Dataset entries
>> start
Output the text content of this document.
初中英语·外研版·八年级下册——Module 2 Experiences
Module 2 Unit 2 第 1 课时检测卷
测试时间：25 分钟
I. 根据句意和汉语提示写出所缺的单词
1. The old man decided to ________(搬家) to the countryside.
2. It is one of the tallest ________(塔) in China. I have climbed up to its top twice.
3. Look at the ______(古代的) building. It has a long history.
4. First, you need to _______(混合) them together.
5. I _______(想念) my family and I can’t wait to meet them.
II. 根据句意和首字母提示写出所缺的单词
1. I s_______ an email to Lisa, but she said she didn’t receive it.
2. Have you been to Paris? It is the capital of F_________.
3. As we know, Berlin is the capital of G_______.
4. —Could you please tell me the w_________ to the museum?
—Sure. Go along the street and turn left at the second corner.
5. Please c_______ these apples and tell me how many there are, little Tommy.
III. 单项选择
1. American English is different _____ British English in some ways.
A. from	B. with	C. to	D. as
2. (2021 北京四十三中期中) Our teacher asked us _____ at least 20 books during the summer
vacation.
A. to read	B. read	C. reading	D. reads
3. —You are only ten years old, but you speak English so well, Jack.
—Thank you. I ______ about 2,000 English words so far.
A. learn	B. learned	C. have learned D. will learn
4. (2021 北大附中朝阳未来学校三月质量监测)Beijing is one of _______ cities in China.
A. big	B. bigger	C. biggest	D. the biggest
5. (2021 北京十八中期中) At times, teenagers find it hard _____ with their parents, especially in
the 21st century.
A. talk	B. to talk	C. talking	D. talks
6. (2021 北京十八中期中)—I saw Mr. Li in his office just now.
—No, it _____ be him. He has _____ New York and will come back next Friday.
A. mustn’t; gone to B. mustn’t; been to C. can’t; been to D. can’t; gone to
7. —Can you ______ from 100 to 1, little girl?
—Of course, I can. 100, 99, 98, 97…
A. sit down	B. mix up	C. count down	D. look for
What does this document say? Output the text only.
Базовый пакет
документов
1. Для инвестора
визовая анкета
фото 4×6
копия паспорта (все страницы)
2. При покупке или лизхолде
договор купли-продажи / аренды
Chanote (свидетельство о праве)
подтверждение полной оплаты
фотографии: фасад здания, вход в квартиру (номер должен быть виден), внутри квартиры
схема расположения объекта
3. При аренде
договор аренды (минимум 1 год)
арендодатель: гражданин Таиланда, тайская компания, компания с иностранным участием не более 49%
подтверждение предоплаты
>> end
Using the material above, extract the line that contains "What does this" and every line after it, exactly as given; stop at the last line.

What does this document say? Output the text only.
Базовый пакет
документов
1. Для инвестора
визовая анкета
фото 4×6
копия паспорта (все страницы)
2. При покупке или лизхолде
договор купли-продажи / аренды
Chanote (свидетельство о праве)
подтверждение полной оплаты
фотографии: фасад здания, вход в квартиру (номер должен быть виден), внутри квартиры
схема расположения объекта
3. При аренде
договор аренды (минимум 1 год)
арендодатель: гражданин Таиланда, тайская компания, компания с иностранным участием не более 49%
подтверждение предоплаты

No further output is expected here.